Exercise prompt: From the entries below, extract every line that includes the word "content".

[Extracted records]
===============

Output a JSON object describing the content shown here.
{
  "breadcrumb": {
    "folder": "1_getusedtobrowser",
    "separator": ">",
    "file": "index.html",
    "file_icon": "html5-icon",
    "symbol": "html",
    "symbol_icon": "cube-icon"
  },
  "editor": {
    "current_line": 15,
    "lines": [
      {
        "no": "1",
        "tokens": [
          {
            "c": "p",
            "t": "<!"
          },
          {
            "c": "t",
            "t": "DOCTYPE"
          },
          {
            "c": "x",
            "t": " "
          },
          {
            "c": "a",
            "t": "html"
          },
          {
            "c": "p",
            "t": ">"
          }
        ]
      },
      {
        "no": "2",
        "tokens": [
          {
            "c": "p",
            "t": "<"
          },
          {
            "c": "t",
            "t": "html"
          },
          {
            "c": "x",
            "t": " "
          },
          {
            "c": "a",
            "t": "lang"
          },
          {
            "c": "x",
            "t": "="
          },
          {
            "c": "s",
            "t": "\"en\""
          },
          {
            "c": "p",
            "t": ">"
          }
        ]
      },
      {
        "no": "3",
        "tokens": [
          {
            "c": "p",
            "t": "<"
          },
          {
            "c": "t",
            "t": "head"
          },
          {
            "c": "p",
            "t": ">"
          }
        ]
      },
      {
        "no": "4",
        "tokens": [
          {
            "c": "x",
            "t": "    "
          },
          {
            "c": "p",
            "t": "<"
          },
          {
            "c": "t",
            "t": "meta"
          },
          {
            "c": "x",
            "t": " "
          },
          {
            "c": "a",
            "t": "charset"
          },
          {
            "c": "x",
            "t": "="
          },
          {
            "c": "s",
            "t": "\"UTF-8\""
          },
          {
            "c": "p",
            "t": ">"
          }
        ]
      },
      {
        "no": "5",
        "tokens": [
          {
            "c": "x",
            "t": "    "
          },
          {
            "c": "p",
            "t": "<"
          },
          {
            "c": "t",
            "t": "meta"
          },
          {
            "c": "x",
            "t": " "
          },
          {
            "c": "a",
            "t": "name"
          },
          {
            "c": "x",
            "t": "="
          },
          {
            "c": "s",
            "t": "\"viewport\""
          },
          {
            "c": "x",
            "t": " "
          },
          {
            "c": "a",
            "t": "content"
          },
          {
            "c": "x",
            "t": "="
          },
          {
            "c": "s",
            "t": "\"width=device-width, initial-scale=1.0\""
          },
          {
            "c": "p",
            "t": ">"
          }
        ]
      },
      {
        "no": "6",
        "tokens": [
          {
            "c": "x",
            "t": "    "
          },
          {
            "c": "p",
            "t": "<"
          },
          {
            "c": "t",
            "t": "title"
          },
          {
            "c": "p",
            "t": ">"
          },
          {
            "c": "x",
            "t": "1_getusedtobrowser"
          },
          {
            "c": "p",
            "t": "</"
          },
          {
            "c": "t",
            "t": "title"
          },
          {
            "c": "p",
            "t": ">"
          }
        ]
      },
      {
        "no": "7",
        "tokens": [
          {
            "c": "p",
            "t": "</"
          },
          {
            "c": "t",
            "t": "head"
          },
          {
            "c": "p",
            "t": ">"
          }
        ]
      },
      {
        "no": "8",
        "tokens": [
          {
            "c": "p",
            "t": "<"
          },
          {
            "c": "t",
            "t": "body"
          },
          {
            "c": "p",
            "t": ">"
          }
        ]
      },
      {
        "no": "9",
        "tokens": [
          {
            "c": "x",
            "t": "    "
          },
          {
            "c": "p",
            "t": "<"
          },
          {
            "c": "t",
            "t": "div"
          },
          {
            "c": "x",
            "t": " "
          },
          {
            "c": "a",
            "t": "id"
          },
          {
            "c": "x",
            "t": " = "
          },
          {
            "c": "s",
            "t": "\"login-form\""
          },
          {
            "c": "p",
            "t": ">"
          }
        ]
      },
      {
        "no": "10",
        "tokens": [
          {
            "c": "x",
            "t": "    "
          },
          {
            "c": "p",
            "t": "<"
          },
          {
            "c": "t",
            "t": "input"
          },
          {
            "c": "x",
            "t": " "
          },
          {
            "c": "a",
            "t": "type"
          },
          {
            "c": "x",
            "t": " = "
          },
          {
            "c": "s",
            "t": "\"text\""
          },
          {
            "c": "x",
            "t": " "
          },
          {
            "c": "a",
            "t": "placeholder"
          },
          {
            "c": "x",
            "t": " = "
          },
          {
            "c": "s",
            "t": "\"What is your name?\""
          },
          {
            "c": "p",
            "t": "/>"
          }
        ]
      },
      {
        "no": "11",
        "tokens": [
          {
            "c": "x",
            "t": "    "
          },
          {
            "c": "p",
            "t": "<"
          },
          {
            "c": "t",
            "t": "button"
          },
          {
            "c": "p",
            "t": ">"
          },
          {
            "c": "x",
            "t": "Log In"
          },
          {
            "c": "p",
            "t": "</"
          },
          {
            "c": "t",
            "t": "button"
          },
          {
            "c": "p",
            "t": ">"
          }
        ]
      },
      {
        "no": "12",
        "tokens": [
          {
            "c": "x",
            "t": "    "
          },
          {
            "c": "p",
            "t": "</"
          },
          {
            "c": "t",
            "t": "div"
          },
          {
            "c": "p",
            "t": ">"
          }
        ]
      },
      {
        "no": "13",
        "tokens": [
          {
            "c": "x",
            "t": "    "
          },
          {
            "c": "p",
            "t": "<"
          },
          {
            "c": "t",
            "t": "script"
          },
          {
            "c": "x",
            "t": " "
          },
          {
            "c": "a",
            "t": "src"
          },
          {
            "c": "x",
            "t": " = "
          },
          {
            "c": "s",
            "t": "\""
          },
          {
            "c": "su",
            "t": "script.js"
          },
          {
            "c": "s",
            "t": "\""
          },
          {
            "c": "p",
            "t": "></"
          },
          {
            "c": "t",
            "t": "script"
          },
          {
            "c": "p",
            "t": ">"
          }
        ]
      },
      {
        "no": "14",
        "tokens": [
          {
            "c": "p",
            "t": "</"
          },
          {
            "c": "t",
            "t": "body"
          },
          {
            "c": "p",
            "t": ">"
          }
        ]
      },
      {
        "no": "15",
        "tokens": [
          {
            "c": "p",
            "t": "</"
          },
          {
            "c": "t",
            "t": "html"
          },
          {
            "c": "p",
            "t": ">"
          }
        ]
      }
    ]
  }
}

===============

Task answer:
Output a JSON object describing the content shown here.
            "t": "content"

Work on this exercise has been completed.